> _YOUR GOAL_: Find the lines containing the word "äitiyden" and copy every one of them.

============================================================

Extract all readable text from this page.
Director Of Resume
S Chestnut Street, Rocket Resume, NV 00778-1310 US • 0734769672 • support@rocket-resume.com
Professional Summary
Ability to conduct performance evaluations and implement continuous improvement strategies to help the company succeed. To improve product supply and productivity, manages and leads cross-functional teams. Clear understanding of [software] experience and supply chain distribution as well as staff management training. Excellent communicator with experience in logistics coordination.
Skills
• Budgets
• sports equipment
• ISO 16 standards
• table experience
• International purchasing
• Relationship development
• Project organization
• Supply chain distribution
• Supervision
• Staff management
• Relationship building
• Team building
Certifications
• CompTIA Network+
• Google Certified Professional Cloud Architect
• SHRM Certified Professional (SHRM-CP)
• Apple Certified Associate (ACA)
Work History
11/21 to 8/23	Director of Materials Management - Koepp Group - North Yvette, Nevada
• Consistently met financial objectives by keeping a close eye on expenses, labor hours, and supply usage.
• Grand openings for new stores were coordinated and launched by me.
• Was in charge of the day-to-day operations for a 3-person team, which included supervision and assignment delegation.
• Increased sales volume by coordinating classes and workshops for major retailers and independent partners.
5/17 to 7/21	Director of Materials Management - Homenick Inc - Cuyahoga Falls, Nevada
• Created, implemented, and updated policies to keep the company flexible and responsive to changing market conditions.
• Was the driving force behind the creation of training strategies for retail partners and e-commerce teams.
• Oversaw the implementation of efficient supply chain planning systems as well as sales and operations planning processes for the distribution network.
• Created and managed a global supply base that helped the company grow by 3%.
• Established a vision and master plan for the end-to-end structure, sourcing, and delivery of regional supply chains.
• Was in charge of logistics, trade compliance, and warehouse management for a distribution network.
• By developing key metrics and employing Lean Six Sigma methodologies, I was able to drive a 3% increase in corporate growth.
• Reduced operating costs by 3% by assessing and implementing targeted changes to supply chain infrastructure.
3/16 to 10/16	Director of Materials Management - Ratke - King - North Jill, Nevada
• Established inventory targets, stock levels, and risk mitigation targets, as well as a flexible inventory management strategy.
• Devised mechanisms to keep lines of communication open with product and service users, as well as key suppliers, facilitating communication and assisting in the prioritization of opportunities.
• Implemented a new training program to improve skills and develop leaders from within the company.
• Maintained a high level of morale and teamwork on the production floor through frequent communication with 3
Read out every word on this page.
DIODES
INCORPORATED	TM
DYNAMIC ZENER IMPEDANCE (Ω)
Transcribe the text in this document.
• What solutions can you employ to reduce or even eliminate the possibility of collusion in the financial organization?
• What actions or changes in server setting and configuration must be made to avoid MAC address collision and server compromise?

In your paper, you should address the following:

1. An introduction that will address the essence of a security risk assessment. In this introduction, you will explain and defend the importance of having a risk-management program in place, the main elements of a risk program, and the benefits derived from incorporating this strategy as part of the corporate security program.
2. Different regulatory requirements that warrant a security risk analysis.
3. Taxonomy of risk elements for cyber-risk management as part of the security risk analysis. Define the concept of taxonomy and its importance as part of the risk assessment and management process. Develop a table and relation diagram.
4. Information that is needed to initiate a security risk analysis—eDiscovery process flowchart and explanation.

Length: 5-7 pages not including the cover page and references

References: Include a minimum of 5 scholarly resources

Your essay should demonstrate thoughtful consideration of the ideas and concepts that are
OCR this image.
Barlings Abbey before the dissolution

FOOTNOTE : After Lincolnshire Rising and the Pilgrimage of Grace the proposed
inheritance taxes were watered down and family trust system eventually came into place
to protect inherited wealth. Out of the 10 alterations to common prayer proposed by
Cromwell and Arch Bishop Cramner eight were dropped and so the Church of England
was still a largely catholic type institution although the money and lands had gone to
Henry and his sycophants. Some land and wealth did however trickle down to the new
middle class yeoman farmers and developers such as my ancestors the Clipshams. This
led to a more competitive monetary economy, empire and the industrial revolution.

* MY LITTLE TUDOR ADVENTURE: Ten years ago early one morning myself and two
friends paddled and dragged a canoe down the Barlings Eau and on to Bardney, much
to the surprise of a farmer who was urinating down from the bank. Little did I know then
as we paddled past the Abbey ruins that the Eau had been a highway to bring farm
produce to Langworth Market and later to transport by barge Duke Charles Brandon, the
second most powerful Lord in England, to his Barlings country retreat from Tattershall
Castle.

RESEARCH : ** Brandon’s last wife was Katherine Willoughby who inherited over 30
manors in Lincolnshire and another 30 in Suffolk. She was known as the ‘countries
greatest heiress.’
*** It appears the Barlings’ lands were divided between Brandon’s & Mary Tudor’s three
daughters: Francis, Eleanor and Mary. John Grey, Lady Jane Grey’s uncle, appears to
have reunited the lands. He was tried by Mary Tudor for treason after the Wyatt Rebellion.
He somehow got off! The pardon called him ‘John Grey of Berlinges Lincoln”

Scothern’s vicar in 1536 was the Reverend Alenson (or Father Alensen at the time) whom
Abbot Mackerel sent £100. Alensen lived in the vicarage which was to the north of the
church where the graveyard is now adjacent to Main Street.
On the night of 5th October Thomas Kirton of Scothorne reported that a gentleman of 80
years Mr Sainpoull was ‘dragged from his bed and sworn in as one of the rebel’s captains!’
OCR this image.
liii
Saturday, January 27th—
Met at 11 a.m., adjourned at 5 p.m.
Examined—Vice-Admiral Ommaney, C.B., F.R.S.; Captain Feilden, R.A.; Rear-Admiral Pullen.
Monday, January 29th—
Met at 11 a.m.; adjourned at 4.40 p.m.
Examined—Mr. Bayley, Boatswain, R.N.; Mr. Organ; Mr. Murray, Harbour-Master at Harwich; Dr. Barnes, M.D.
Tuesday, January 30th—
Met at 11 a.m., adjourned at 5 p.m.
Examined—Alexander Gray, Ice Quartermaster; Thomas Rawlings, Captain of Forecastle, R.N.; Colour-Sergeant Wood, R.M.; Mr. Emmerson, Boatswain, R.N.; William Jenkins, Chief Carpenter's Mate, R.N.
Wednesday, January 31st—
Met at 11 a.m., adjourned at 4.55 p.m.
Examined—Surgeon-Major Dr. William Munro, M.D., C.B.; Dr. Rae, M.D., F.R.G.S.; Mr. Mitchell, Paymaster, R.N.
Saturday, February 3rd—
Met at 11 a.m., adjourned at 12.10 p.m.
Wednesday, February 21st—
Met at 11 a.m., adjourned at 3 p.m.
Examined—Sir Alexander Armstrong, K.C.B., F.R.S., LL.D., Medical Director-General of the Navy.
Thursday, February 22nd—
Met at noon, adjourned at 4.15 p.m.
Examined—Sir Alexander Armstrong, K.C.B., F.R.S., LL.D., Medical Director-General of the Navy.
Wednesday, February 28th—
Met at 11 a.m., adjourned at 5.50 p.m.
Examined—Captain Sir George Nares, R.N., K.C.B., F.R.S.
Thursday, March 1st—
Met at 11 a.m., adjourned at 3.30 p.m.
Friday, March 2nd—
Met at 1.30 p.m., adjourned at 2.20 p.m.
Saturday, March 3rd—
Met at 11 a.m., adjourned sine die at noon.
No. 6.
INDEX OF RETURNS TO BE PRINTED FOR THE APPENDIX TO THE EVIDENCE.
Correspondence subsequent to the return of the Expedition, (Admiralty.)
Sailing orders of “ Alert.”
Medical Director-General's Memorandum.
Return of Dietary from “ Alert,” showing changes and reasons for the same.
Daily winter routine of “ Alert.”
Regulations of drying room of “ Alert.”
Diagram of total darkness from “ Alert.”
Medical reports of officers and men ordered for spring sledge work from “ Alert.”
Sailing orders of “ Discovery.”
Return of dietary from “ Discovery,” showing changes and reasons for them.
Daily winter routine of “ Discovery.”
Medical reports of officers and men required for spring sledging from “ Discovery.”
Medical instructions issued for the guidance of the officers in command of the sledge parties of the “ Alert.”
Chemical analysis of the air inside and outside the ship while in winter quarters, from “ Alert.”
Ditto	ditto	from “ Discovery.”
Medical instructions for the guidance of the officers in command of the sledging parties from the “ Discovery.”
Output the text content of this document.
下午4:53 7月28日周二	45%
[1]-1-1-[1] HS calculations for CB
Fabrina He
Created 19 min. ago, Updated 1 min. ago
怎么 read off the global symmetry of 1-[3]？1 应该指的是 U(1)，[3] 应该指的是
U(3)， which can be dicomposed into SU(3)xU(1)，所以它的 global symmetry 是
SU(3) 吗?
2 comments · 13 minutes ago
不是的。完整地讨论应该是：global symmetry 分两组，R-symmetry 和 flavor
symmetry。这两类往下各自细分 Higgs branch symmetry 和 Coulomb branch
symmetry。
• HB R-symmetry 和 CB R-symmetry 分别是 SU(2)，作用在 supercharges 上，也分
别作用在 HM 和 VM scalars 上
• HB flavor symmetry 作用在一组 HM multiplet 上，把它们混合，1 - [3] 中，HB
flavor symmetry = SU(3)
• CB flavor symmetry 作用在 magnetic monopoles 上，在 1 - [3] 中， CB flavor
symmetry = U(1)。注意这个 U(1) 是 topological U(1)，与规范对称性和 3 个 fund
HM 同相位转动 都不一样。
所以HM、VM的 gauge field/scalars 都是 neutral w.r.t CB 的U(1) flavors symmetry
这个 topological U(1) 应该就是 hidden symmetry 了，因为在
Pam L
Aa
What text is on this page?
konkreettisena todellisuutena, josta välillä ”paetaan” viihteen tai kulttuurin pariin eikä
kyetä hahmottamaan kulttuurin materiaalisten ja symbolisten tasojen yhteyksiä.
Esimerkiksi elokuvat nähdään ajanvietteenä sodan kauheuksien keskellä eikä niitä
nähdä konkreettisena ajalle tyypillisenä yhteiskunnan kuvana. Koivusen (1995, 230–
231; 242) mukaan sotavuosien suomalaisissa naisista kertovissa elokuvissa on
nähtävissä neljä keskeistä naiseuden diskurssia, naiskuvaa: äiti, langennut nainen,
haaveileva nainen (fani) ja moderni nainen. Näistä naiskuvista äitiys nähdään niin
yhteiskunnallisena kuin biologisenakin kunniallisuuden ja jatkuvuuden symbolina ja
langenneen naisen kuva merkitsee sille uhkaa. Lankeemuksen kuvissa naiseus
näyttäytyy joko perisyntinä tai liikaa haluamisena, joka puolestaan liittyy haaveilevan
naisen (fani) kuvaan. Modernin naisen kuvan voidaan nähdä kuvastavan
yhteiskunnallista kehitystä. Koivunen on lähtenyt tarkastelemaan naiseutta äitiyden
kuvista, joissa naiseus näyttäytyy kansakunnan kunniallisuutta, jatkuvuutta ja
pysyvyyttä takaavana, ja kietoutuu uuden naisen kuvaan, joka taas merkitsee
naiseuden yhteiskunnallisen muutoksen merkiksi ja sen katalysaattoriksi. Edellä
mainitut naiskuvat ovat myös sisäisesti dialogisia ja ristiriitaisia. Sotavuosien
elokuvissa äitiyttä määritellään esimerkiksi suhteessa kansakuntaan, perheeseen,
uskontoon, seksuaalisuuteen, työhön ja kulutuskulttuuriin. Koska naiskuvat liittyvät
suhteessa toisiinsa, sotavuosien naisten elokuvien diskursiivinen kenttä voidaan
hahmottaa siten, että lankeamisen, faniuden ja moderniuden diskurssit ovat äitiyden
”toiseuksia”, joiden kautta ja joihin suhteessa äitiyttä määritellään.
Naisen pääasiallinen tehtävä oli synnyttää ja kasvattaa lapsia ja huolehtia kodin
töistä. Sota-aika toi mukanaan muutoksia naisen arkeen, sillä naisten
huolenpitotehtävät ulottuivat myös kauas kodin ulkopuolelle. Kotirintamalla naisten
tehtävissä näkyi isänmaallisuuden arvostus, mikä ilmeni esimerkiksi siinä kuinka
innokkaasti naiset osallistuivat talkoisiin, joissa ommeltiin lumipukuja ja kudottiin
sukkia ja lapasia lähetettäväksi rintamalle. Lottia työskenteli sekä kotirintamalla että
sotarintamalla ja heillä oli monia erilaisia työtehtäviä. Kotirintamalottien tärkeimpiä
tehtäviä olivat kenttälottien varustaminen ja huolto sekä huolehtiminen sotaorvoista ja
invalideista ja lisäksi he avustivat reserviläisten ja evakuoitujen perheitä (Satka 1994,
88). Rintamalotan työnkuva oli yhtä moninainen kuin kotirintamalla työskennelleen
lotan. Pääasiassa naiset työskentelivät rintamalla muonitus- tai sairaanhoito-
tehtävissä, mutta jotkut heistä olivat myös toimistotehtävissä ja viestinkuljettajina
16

============================================================

> _RESULT FOR THIS EXERCISE_:
yhteiskunnallista kehitystä. Koivunen on lähtenyt tarkastelemaan naiseutta äitiyden
hahmottaa siten, että lankeamisen, faniuden ja moderniuden diskurssit ovat äitiyden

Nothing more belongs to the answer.